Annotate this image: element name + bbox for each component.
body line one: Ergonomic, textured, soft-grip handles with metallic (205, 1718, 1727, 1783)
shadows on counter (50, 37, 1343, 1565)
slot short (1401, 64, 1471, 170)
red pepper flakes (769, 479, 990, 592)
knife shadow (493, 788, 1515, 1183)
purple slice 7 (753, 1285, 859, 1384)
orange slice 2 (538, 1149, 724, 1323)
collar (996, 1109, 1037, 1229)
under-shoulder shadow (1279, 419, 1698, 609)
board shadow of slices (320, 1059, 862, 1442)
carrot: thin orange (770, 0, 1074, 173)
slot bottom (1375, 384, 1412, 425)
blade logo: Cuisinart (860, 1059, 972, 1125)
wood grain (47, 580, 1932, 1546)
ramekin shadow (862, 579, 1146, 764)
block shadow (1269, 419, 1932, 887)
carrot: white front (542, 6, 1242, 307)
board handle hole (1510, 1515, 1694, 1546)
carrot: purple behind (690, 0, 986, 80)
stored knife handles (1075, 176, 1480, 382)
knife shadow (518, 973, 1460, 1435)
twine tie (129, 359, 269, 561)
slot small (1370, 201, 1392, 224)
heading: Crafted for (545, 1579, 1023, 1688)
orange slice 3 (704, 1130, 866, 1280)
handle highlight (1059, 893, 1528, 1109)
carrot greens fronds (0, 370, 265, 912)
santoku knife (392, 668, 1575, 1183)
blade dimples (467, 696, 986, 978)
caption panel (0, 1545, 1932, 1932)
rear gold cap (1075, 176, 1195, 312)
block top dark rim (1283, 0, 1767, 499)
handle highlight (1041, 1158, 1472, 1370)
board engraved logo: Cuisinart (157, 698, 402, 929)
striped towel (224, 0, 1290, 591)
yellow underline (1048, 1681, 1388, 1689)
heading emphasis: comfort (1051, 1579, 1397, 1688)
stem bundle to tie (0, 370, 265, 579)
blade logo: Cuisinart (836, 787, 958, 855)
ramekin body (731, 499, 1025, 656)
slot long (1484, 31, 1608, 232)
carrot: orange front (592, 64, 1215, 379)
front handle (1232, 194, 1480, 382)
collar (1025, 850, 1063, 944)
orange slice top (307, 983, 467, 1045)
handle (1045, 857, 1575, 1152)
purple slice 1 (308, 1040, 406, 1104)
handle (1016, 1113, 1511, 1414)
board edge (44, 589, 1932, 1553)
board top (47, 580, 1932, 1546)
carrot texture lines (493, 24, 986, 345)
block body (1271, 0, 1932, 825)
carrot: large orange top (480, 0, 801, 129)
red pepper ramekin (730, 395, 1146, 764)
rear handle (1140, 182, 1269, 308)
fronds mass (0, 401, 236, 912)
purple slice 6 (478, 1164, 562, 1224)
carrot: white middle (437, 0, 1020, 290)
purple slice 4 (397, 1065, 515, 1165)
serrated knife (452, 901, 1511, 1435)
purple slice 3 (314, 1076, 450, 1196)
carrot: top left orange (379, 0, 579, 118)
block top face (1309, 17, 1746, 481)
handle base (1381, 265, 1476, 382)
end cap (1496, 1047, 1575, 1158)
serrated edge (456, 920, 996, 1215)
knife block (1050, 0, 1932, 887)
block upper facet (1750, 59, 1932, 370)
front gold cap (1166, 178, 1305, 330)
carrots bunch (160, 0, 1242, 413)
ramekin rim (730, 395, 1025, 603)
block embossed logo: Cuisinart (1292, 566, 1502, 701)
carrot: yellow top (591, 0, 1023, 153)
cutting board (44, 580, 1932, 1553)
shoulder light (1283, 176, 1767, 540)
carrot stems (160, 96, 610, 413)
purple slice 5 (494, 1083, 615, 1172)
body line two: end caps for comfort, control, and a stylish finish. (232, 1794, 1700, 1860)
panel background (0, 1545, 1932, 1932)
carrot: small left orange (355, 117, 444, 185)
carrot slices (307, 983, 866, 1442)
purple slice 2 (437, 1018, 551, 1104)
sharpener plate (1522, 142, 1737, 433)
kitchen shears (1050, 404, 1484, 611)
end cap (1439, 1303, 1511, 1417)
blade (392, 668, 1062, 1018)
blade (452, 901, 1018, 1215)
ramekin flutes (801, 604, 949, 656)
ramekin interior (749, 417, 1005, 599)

• [EXERCISE TASK] Reproduce the material above line for line, keeping every entry, number and punctuation mark unchanged and in the same order.

• [FINISHED TASK]
Annotate this image: element name + bbox for each component.
body line one: Ergonomic, textured, soft-grip handles with metallic (205, 1718, 1727, 1783)
shadows on counter (50, 37, 1343, 1565)
slot short (1401, 64, 1471, 170)
red pepper flakes (769, 479, 990, 592)
knife shadow (493, 788, 1515, 1183)
purple slice 7 (753, 1285, 859, 1384)
orange slice 2 (538, 1149, 724, 1323)
collar (996, 1109, 1037, 1229)
under-shoulder shadow (1279, 419, 1698, 609)
board shadow of slices (320, 1059, 862, 1442)
carrot: thin orange (770, 0, 1074, 173)
slot bottom (1375, 384, 1412, 425)
blade logo: Cuisinart (860, 1059, 972, 1125)
wood grain (47, 580, 1932, 1546)
ramekin shadow (862, 579, 1146, 764)
block shadow (1269, 419, 1932, 887)
carrot: white front (542, 6, 1242, 307)
board handle hole (1510, 1515, 1694, 1546)
carrot: purple behind (690, 0, 986, 80)
stored knife handles (1075, 176, 1480, 382)
knife shadow (518, 973, 1460, 1435)
twine tie (129, 359, 269, 561)
slot small (1370, 201, 1392, 224)
heading: Crafted for (545, 1579, 1023, 1688)
orange slice 3 (704, 1130, 866, 1280)
handle highlight (1059, 893, 1528, 1109)
carrot greens fronds (0, 370, 265, 912)
santoku knife (392, 668, 1575, 1183)
blade dimples (467, 696, 986, 978)
caption panel (0, 1545, 1932, 1932)
rear gold cap (1075, 176, 1195, 312)
block top dark rim (1283, 0, 1767, 499)
handle highlight (1041, 1158, 1472, 1370)
board engraved logo: Cuisinart (157, 698, 402, 929)
striped towel (224, 0, 1290, 591)
yellow underline (1048, 1681, 1388, 1689)
heading emphasis: comfort (1051, 1579, 1397, 1688)
stem bundle to tie (0, 370, 265, 579)
blade logo: Cuisinart (836, 787, 958, 855)
ramekin body (731, 499, 1025, 656)
slot long (1484, 31, 1608, 232)
carrot: orange front (592, 64, 1215, 379)
front handle (1232, 194, 1480, 382)
collar (1025, 850, 1063, 944)
orange slice top (307, 983, 467, 1045)
handle (1045, 857, 1575, 1152)
purple slice 1 (308, 1040, 406, 1104)
handle (1016, 1113, 1511, 1414)
board edge (44, 589, 1932, 1553)
board top (47, 580, 1932, 1546)
carrot texture lines (493, 24, 986, 345)
block body (1271, 0, 1932, 825)
carrot: large orange top (480, 0, 801, 129)
red pepper ramekin (730, 395, 1146, 764)
rear handle (1140, 182, 1269, 308)
fronds mass (0, 401, 236, 912)
purple slice 6 (478, 1164, 562, 1224)
carrot: white middle (437, 0, 1020, 290)
purple slice 4 (397, 1065, 515, 1165)
serrated knife (452, 901, 1511, 1435)
purple slice 3 (314, 1076, 450, 1196)
carrot: top left orange (379, 0, 579, 118)
block top face (1309, 17, 1746, 481)
handle base (1381, 265, 1476, 382)
end cap (1496, 1047, 1575, 1158)
serrated edge (456, 920, 996, 1215)
knife block (1050, 0, 1932, 887)
block upper facet (1750, 59, 1932, 370)
front gold cap (1166, 178, 1305, 330)
carrots bunch (160, 0, 1242, 413)
ramekin rim (730, 395, 1025, 603)
block embossed logo: Cuisinart (1292, 566, 1502, 701)
carrot: yellow top (591, 0, 1023, 153)
cutting board (44, 580, 1932, 1553)
shoulder light (1283, 176, 1767, 540)
carrot stems (160, 96, 610, 413)
purple slice 5 (494, 1083, 615, 1172)
body line two: end caps for comfort, control, and a stylish finish. (232, 1794, 1700, 1860)
panel background (0, 1545, 1932, 1932)
carrot: small left orange (355, 117, 444, 185)
carrot slices (307, 983, 866, 1442)
purple slice 2 (437, 1018, 551, 1104)
sharpener plate (1522, 142, 1737, 433)
kitchen shears (1050, 404, 1484, 611)
end cap (1439, 1303, 1511, 1417)
blade (392, 668, 1062, 1018)
blade (452, 901, 1018, 1215)
ramekin flutes (801, 604, 949, 656)
ramekin interior (749, 417, 1005, 599)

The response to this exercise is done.